__Written problem__:
Each line of the material must be returned exactly.

__Rows__:
....

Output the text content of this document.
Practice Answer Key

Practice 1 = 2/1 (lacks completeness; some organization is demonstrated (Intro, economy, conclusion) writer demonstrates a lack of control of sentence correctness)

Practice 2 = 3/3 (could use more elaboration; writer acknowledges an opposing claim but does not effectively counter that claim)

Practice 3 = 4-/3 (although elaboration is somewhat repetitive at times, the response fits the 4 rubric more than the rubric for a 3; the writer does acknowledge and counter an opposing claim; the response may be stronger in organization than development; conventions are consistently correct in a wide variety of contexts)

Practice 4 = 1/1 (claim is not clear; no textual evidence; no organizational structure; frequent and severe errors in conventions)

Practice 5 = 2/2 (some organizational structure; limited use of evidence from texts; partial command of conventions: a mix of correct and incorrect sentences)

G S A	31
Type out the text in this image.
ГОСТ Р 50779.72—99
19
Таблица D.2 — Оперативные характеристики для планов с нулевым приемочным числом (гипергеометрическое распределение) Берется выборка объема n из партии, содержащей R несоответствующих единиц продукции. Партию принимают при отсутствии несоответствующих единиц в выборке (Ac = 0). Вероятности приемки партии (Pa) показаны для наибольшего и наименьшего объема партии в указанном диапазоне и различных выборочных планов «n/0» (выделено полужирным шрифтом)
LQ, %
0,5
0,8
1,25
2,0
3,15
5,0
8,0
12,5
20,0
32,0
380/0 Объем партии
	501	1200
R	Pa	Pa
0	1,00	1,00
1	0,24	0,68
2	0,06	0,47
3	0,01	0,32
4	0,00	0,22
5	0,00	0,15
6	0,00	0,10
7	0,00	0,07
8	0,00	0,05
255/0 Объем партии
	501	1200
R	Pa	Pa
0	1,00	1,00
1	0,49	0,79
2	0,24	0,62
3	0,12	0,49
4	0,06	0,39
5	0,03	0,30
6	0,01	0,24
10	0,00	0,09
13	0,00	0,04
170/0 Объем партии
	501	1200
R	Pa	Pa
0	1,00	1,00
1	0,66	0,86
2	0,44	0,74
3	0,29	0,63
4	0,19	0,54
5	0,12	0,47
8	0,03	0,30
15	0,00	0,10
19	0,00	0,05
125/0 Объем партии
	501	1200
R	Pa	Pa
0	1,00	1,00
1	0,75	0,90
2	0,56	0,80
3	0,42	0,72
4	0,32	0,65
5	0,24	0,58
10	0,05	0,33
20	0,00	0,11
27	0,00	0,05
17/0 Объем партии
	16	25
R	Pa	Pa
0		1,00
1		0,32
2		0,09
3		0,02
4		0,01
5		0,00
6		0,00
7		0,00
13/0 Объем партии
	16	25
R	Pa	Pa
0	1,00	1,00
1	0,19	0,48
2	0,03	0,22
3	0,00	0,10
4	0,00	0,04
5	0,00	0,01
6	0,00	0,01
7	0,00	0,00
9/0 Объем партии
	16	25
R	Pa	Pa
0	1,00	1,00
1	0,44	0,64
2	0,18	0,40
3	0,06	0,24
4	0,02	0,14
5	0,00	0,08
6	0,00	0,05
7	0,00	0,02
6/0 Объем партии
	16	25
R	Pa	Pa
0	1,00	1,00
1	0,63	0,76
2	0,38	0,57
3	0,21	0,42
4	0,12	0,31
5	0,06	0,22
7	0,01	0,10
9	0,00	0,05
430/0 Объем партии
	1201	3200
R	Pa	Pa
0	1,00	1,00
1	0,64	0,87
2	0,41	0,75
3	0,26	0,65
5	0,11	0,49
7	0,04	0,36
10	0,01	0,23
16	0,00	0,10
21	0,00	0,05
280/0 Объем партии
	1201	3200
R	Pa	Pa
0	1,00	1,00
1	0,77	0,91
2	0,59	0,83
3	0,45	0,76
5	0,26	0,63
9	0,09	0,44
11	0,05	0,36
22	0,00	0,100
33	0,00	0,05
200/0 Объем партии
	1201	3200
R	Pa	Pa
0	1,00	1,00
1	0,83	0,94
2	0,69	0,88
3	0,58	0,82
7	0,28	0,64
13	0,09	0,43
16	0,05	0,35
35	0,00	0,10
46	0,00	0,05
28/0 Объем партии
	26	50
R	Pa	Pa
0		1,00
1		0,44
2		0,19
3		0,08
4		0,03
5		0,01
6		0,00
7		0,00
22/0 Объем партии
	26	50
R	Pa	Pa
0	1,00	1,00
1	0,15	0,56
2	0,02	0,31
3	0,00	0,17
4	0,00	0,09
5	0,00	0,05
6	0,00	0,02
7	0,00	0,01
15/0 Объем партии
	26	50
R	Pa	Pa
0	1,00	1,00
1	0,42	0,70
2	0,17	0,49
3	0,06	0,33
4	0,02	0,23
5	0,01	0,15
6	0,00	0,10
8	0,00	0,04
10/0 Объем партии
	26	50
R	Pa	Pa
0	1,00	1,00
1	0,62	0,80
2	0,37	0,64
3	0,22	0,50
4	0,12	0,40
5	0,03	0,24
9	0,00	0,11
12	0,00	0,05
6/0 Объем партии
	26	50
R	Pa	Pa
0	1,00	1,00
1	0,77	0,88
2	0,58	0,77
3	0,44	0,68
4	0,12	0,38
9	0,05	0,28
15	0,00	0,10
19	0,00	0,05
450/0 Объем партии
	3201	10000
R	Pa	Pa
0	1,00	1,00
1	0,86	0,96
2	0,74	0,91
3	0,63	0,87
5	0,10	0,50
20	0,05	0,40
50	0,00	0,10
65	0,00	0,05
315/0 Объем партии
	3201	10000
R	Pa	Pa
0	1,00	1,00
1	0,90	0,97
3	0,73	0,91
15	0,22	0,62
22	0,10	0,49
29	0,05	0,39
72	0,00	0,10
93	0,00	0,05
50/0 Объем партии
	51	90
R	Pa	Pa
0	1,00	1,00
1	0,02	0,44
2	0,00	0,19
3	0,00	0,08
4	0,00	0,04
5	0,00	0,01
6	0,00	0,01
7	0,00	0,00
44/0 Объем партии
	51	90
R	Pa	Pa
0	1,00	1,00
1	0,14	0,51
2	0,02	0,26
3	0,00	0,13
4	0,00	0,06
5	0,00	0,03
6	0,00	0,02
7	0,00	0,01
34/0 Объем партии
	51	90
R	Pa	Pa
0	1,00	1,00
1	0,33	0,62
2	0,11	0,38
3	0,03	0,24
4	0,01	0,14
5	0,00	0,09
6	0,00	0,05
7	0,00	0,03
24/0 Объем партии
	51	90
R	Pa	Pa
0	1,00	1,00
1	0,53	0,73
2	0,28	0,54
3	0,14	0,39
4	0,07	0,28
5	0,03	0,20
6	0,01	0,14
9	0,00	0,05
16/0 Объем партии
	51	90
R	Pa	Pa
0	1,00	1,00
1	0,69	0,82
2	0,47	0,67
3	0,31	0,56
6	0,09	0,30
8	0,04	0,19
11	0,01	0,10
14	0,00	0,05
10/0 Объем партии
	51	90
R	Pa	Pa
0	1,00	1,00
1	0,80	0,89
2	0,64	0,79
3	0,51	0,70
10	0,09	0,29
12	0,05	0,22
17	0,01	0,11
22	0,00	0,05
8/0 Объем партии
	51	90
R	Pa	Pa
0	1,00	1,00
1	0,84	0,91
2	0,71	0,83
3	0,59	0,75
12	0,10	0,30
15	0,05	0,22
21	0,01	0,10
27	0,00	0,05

....

__Written response__:
Output the text content of this document.
Practice Answer Key

Practice 1 = 2/1 (lacks completeness; some organization is demonstrated (Intro, economy, conclusion) writer demonstrates a lack of control of sentence correctness)

Practice 2 = 3/3 (could use more elaboration; writer acknowledges an opposing claim but does not effectively counter that claim)

Practice 3 = 4-/3 (although elaboration is somewhat repetitive at times, the response fits the 4 rubric more than the rubric for a 3; the writer does acknowledge and counter an opposing claim; the response may be stronger in organization than development; conventions are consistently correct in a wide variety of contexts)

Practice 4 = 1/1 (claim is not clear; no textual evidence; no organizational structure; frequent and severe errors in conventions)

Practice 5 = 2/2 (some organizational structure; limited use of evidence from texts; partial command of conventions: a mix of correct and incorrect sentences)

G S A	31
Type out the text in this image.
ГОСТ Р 50779.72—99
19
Таблица D.2 — Оперативные характеристики для планов с нулевым приемочным числом (гипергеометрическое распределение) Берется выборка объема n из партии, содержащей R несоответствующих единиц продукции. Партию принимают при отсутствии несоответствующих единиц в выборке (Ac = 0). Вероятности приемки партии (Pa) показаны для наибольшего и наименьшего объема партии в указанном диапазоне и различных выборочных планов «n/0» (выделено полужирным шрифтом)
LQ, %
0,5
0,8
1,25
2,0
3,15
5,0
8,0
12,5
20,0
32,0
380/0 Объем партии
	501	1200
R	Pa	Pa
0	1,00	1,00
1	0,24	0,68
2	0,06	0,47
3	0,01	0,32
4	0,00	0,22
5	0,00	0,15
6	0,00	0,10
7	0,00	0,07
8	0,00	0,05
255/0 Объем партии
	501	1200
R	Pa	Pa
0	1,00	1,00
1	0,49	0,79
2	0,24	0,62
3	0,12	0,49
4	0,06	0,39
5	0,03	0,30
6	0,01	0,24
10	0,00	0,09
13	0,00	0,04
170/0 Объем партии
	501	1200
R	Pa	Pa
0	1,00	1,00
1	0,66	0,86
2	0,44	0,74
3	0,29	0,63
4	0,19	0,54
5	0,12	0,47
8	0,03	0,30
15	0,00	0,10
19	0,00	0,05
125/0 Объем партии
	501	1200
R	Pa	Pa
0	1,00	1,00
1	0,75	0,90
2	0,56	0,80
3	0,42	0,72
4	0,32	0,65
5	0,24	0,58
10	0,05	0,33
20	0,00	0,11
27	0,00	0,05
17/0 Объем партии
	16	25
R	Pa	Pa
0		1,00
1		0,32
2		0,09
3		0,02
4		0,01
5		0,00
6		0,00
7		0,00
13/0 Объем партии
	16	25
R	Pa	Pa
0	1,00	1,00
1	0,19	0,48
2	0,03	0,22
3	0,00	0,10
4	0,00	0,04
5	0,00	0,01
6	0,00	0,01
7	0,00	0,00
9/0 Объем партии
	16	25
R	Pa	Pa
0	1,00	1,00
1	0,44	0,64
2	0,18	0,40
3	0,06	0,24
4	0,02	0,14
5	0,00	0,08
6	0,00	0,05
7	0,00	0,02
6/0 Объем партии
	16	25
R	Pa	Pa
0	1,00	1,00
1	0,63	0,76
2	0,38	0,57
3	0,21	0,42
4	0,12	0,31
5	0,06	0,22
7	0,01	0,10
9	0,00	0,05
430/0 Объем партии
	1201	3200
R	Pa	Pa
0	1,00	1,00
1	0,64	0,87
2	0,41	0,75
3	0,26	0,65
5	0,11	0,49
7	0,04	0,36
10	0,01	0,23
16	0,00	0,10
21	0,00	0,05
280/0 Объем партии
	1201	3200
R	Pa	Pa
0	1,00	1,00
1	0,77	0,91
2	0,59	0,83
3	0,45	0,76
5	0,26	0,63
9	0,09	0,44
11	0,05	0,36
22	0,00	0,100
33	0,00	0,05
200/0 Объем партии
	1201	3200
R	Pa	Pa
0	1,00	1,00
1	0,83	0,94
2	0,69	0,88
3	0,58	0,82
7	0,28	0,64
13	0,09	0,43
16	0,05	0,35
35	0,00	0,10
46	0,00	0,05
28/0 Объем партии
	26	50
R	Pa	Pa
0		1,00
1		0,44
2		0,19
3		0,08
4		0,03
5		0,01
6		0,00
7		0,00
22/0 Объем партии
	26	50
R	Pa	Pa
0	1,00	1,00
1	0,15	0,56
2	0,02	0,31
3	0,00	0,17
4	0,00	0,09
5	0,00	0,05
6	0,00	0,02
7	0,00	0,01
15/0 Объем партии
	26	50
R	Pa	Pa
0	1,00	1,00
1	0,42	0,70
2	0,17	0,49
3	0,06	0,33
4	0,02	0,23
5	0,01	0,15
6	0,00	0,10
8	0,00	0,04
10/0 Объем партии
	26	50
R	Pa	Pa
0	1,00	1,00
1	0,62	0,80
2	0,37	0,64
3	0,22	0,50
4	0,12	0,40
5	0,03	0,24
9	0,00	0,11
12	0,00	0,05
6/0 Объем партии
	26	50
R	Pa	Pa
0	1,00	1,00
1	0,77	0,88
2	0,58	0,77
3	0,44	0,68
4	0,12	0,38
9	0,05	0,28
15	0,00	0,10
19	0,00	0,05
450/0 Объем партии
	3201	10000
R	Pa	Pa
0	1,00	1,00
1	0,86	0,96
2	0,74	0,91
3	0,63	0,87
5	0,10	0,50
20	0,05	0,40
50	0,00	0,10
65	0,00	0,05
315/0 Объем партии
	3201	10000
R	Pa	Pa
0	1,00	1,00
1	0,90	0,97
3	0,73	0,91
15	0,22	0,62
22	0,10	0,49
29	0,05	0,39
72	0,00	0,10
93	0,00	0,05
50/0 Объем партии
	51	90
R	Pa	Pa
0	1,00	1,00
1	0,02	0,44
2	0,00	0,19
3	0,00	0,08
4	0,00	0,04
5	0,00	0,01
6	0,00	0,01
7	0,00	0,00
44/0 Объем партии
	51	90
R	Pa	Pa
0	1,00	1,00
1	0,14	0,51
2	0,02	0,26
3	0,00	0,13
4	0,00	0,06
5	0,00	0,03
6	0,00	0,02
7	0,00	0,01
34/0 Объем партии
	51	90
R	Pa	Pa
0	1,00	1,00
1	0,33	0,62
2	0,11	0,38
3	0,03	0,24
4	0,01	0,14
5	0,00	0,09
6	0,00	0,05
7	0,00	0,03
24/0 Объем партии
	51	90
R	Pa	Pa
0	1,00	1,00
1	0,53	0,73
2	0,28	0,54
3	0,14	0,39
4	0,07	0,28
5	0,03	0,20
6	0,01	0,14
9	0,00	0,05
16/0 Объем партии
	51	90
R	Pa	Pa
0	1,00	1,00
1	0,69	0,82
2	0,47	0,67
3	0,31	0,56
6	0,09	0,30
8	0,04	0,19
11	0,01	0,10
14	0,00	0,05
10/0 Объем партии
	51	90
R	Pa	Pa
0	1,00	1,00
1	0,80	0,89
2	0,64	0,79
3	0,51	0,70
10	0,09	0,29
12	0,05	0,22
17	0,01	0,11
22	0,00	0,05
8/0 Объем партии
	51	90
R	Pa	Pa
0	1,00	1,00
1	0,84	0,91
2	0,71	0,83
3	0,59	0,75
12	0,10	0,30
15	0,05	0,22
21	0,01	0,10
27	0,00	0,05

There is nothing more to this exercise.